[A run of records]

----

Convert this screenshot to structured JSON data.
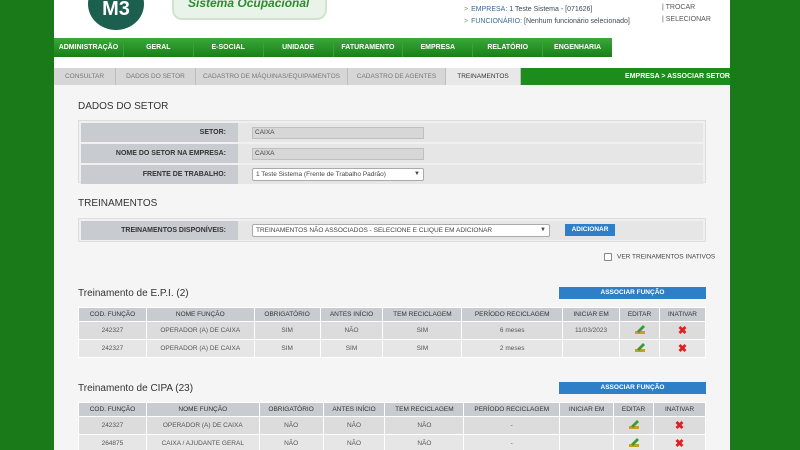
{
  "header": {
    "logo": "M3",
    "system_name": "Sistema Ocupacional",
    "empresa_label": "EMPRESA:",
    "empresa_value": "1 Teste Sistema - [071626]",
    "funcionario_label": "FUNCIONÁRIO:",
    "funcionario_value": "[Nenhum funcionário selecionado]",
    "trocar": "| TROCAR",
    "selecionar": "| SELECIONAR"
  },
  "mainnav": [
    "ADMINISTRAÇÃO",
    "GERAL",
    "E-SOCIAL",
    "UNIDADE",
    "FATURAMENTO",
    "EMPRESA",
    "RELATÓRIO",
    "ENGENHARIA"
  ],
  "subnav": {
    "tabs": [
      "CONSULTAR",
      "DADOS DO SETOR",
      "CADASTRO DE MÁQUINAS/EQUIPAMENTOS",
      "CADASTRO DE AGENTES",
      "TREINAMENTOS"
    ],
    "active": "TREINAMENTOS",
    "breadcrumb": "EMPRESA > ASSOCIAR SETOR"
  },
  "dados_setor": {
    "title": "DADOS DO SETOR",
    "setor_label": "SETOR:",
    "setor_value": "CAIXA",
    "nome_label": "NOME DO SETOR NA EMPRESA:",
    "nome_value": "CAIXA",
    "frente_label": "FRENTE DE TRABALHO:",
    "frente_value": "1 Teste Sistema (Frente de Trabalho Padrão)"
  },
  "treinamentos": {
    "title": "TREINAMENTOS",
    "disponiveis_label": "TREINAMENTOS DISPONÍVEIS:",
    "disponiveis_value": "TREINAMENTOS NÃO ASSOCIADOS - SELECIONE E CLIQUE EM ADICIONAR",
    "add_button": "ADICIONAR",
    "inativos_label": "VER TREINAMENTOS INATIVOS"
  },
  "columns": [
    "COD. FUNÇÃO",
    "NOME FUNÇÃO",
    "OBRIGATÓRIO",
    "ANTES INÍCIO",
    "TEM RECICLAGEM",
    "PERÍODO RECICLAGEM",
    "INICIAR EM",
    "EDITAR",
    "INATIVAR"
  ],
  "group_epi": {
    "title": "Treinamento de E.P.I. (2)",
    "assoc_button": "ASSOCIAR FUNÇÃO",
    "rows": [
      [
        "242327",
        "OPERADOR (A) DE CAIXA",
        "SIM",
        "NÃO",
        "SIM",
        "6 meses",
        "11/03/2023"
      ],
      [
        "242327",
        "OPERADOR (A) DE CAIXA",
        "SIM",
        "SIM",
        "SIM",
        "2 meses",
        ""
      ]
    ]
  },
  "group_cipa": {
    "title": "Treinamento de CIPA (23)",
    "assoc_button": "ASSOCIAR FUNÇÃO",
    "rows": [
      [
        "242327",
        "OPERADOR (A) DE CAIXA",
        "NÃO",
        "NÃO",
        "NÃO",
        "-",
        ""
      ],
      [
        "264875",
        "CAIXA / AJUDANTE GERAL",
        "NÃO",
        "NÃO",
        "NÃO",
        "-",
        ""
      ]
    ]
  },
  "colors": {
    "green": "#1c8c1c",
    "blue_button": "#2f7fc8",
    "delete_red": "#e02020"
  }
}
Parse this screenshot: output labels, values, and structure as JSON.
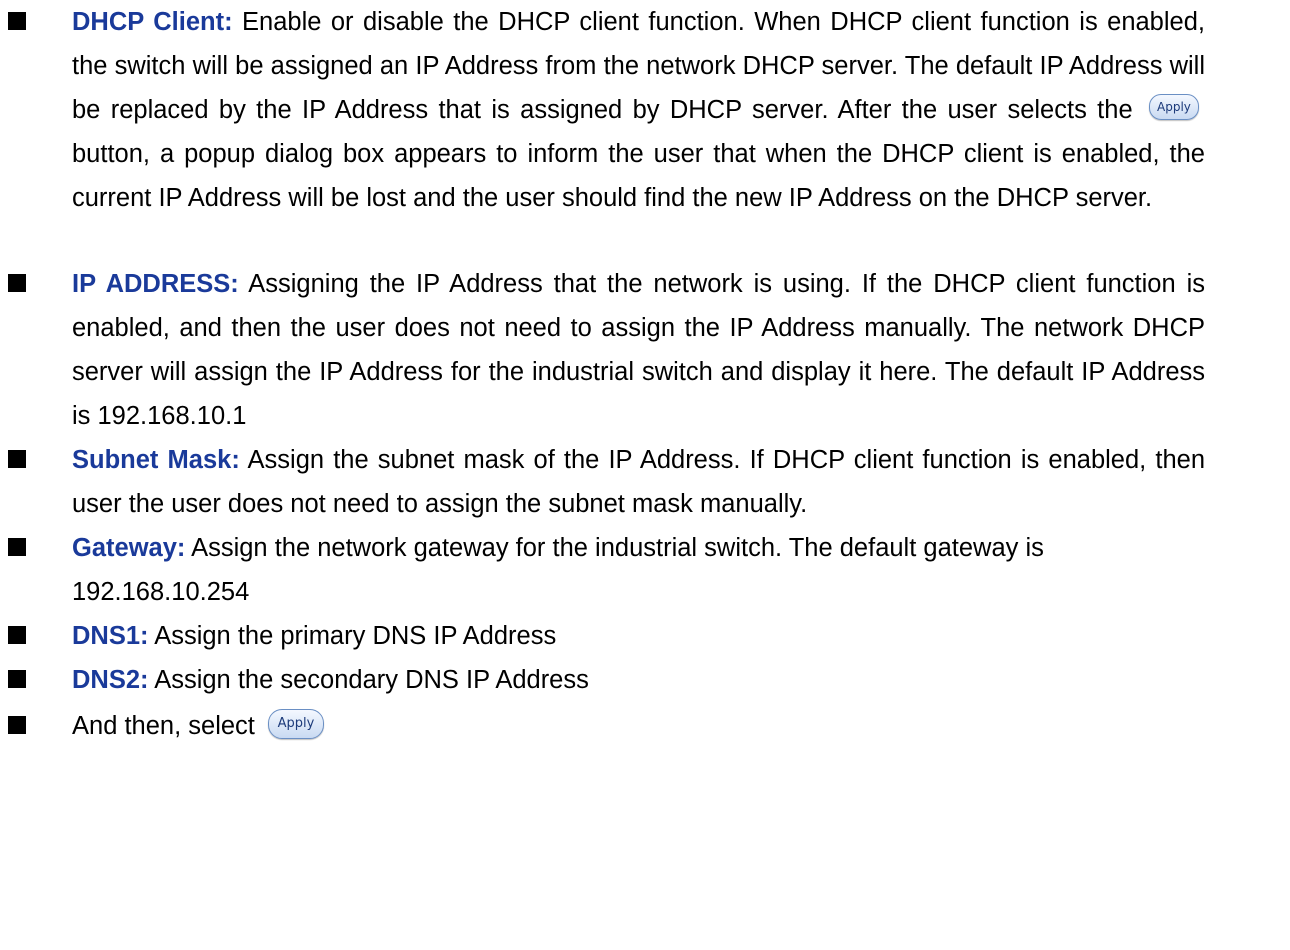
{
  "apply_button_label": "Apply",
  "items": [
    {
      "term": "DHCP Client:",
      "text_before_button": " Enable or disable the DHCP client function. When DHCP client function is enabled, the switch will be assigned an IP Address from the network DHCP server. The default IP Address will be replaced by the IP Address that is assigned by DHCP server. After the user selects the",
      "text_after_button": "button, a popup dialog box appears to inform the user that when the DHCP client is enabled, the current IP Address will be lost and the user should find the new IP Address on the DHCP server."
    },
    {
      "term": "IP ADDRESS:",
      "text": " Assigning the IP Address that the network is using. If the DHCP client function is enabled, and then the user does not need to assign the IP Address manually. The network DHCP server will assign the IP Address for the industrial switch and display it here. The default IP Address is 192.168.10.1"
    },
    {
      "term": "Subnet Mask:",
      "text": " Assign the subnet mask of the IP Address. If DHCP client function is enabled, then user the user does not need to assign the subnet mask manually."
    },
    {
      "term": "Gateway:",
      "text": " Assign the network gateway for the industrial switch. The default gateway is 192.168.10.254"
    },
    {
      "term": "DNS1:",
      "text": " Assign the primary DNS IP Address"
    },
    {
      "term": "DNS2:",
      "text": " Assign the secondary DNS IP Address"
    },
    {
      "text": "And then, select"
    }
  ],
  "colors": {
    "term": "#1a3a9a",
    "bullet": "#000000",
    "button_border": "#6a8fc4"
  }
}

----

▶ [Goal] Return the listing above in full and without alteration, excluding its pictures.

▶ [Full answer]
Convert this screenshot to structured JSON data.
{
  "header": {
    "logo": "M3",
    "system_name": "Sistema Ocupacional",
    "empresa_label": "EMPRESA:",
    "empresa_value": "1 Teste Sistema - [071626]",
    "funcionario_label": "FUNCIONÁRIO:",
    "funcionario_value": "[Nenhum funcionário selecionado]",
    "trocar": "| TROCAR",
    "selecionar": "| SELECIONAR"
  },
  "mainnav": [
    "ADMINISTRAÇÃO",
    "GERAL",
    "E-SOCIAL",
    "UNIDADE",
    "FATURAMENTO",
    "EMPRESA",
    "RELATÓRIO",
    "ENGENHARIA"
  ],
  "subnav": {
    "tabs": [
      "CONSULTAR",
      "DADOS DO SETOR",
      "CADASTRO DE MÁQUINAS/EQUIPAMENTOS",
      "CADASTRO DE AGENTES",
      "TREINAMENTOS"
    ],
    "active": "TREINAMENTOS",
    "breadcrumb": "EMPRESA > ASSOCIAR SETOR"
  },
  "dados_setor": {
    "title": "DADOS DO SETOR",
    "setor_label": "SETOR:",
    "setor_value": "CAIXA",
    "nome_label": "NOME DO SETOR NA EMPRESA:",
    "nome_value": "CAIXA",
    "frente_label": "FRENTE DE TRABALHO:",
    "frente_value": "1 Teste Sistema (Frente de Trabalho Padrão)"
  },
  "treinamentos": {
    "title": "TREINAMENTOS",
    "disponiveis_label": "TREINAMENTOS DISPONÍVEIS:",
    "disponiveis_value": "TREINAMENTOS NÃO ASSOCIADOS - SELECIONE E CLIQUE EM ADICIONAR",
    "add_button": "ADICIONAR",
    "inativos_label": "VER TREINAMENTOS INATIVOS"
  },
  "columns": [
    "COD. FUNÇÃO",
    "NOME FUNÇÃO",
    "OBRIGATÓRIO",
    "ANTES INÍCIO",
    "TEM RECICLAGEM",
    "PERÍODO RECICLAGEM",
    "INICIAR EM",
    "EDITAR",
    "INATIVAR"
  ],
  "group_epi": {
    "title": "Treinamento de E.P.I. (2)",
    "assoc_button": "ASSOCIAR FUNÇÃO",
    "rows": [
      [
        "242327",
        "OPERADOR (A) DE CAIXA",
        "SIM",
        "NÃO",
        "SIM",
        "6 meses",
        "11/03/2023"
      ],
      [
        "242327",
        "OPERADOR (A) DE CAIXA",
        "SIM",
        "SIM",
        "SIM",
        "2 meses",
        ""
      ]
    ]
  },
  "group_cipa": {
    "title": "Treinamento de CIPA (23)",
    "assoc_button": "ASSOCIAR FUNÇÃO",
    "rows": [
      [
        "242327",
        "OPERADOR (A) DE CAIXA",
        "NÃO",
        "NÃO",
        "NÃO",
        "-",
        ""
      ],
      [
        "264875",
        "CAIXA / AJUDANTE GERAL",
        "NÃO",
        "NÃO",
        "NÃO",
        "-",
        ""
      ]
    ]
  },
  "colors": {
    "green": "#1c8c1c",
    "blue_button": "#2f7fc8",
    "delete_red": "#e02020"
  }
}
Parse this screenshot: output labels, values, and structure as JSON.
{
  "apply_button_label": "Apply",
  "items": [
    {
      "term": "DHCP Client:",
      "text_before_button": " Enable or disable the DHCP client function. When DHCP client function is enabled, the switch will be assigned an IP Address from the network DHCP server. The default IP Address will be replaced by the IP Address that is assigned by DHCP server. After the user selects the",
      "text_after_button": "button, a popup dialog box appears to inform the user that when the DHCP client is enabled, the current IP Address will be lost and the user should find the new IP Address on the DHCP server."
    },
    {
      "term": "IP ADDRESS:",
      "text": " Assigning the IP Address that the network is using. If the DHCP client function is enabled, and then the user does not need to assign the IP Address manually. The network DHCP server will assign the IP Address for the industrial switch and display it here. The default IP Address is 192.168.10.1"
    },
    {
      "term": "Subnet Mask:",
      "text": " Assign the subnet mask of the IP Address. If DHCP client function is enabled, then user the user does not need to assign the subnet mask manually."
    },
    {
      "term": "Gateway:",
      "text": " Assign the network gateway for the industrial switch. The default gateway is 192.168.10.254"
    },
    {
      "term": "DNS1:",
      "text": " Assign the primary DNS IP Address"
    },
    {
      "term": "DNS2:",
      "text": " Assign the secondary DNS IP Address"
    },
    {
      "text": "And then, select"
    }
  ],
  "colors": {
    "term": "#1a3a9a",
    "bullet": "#000000",
    "button_border": "#6a8fc4"
  }
}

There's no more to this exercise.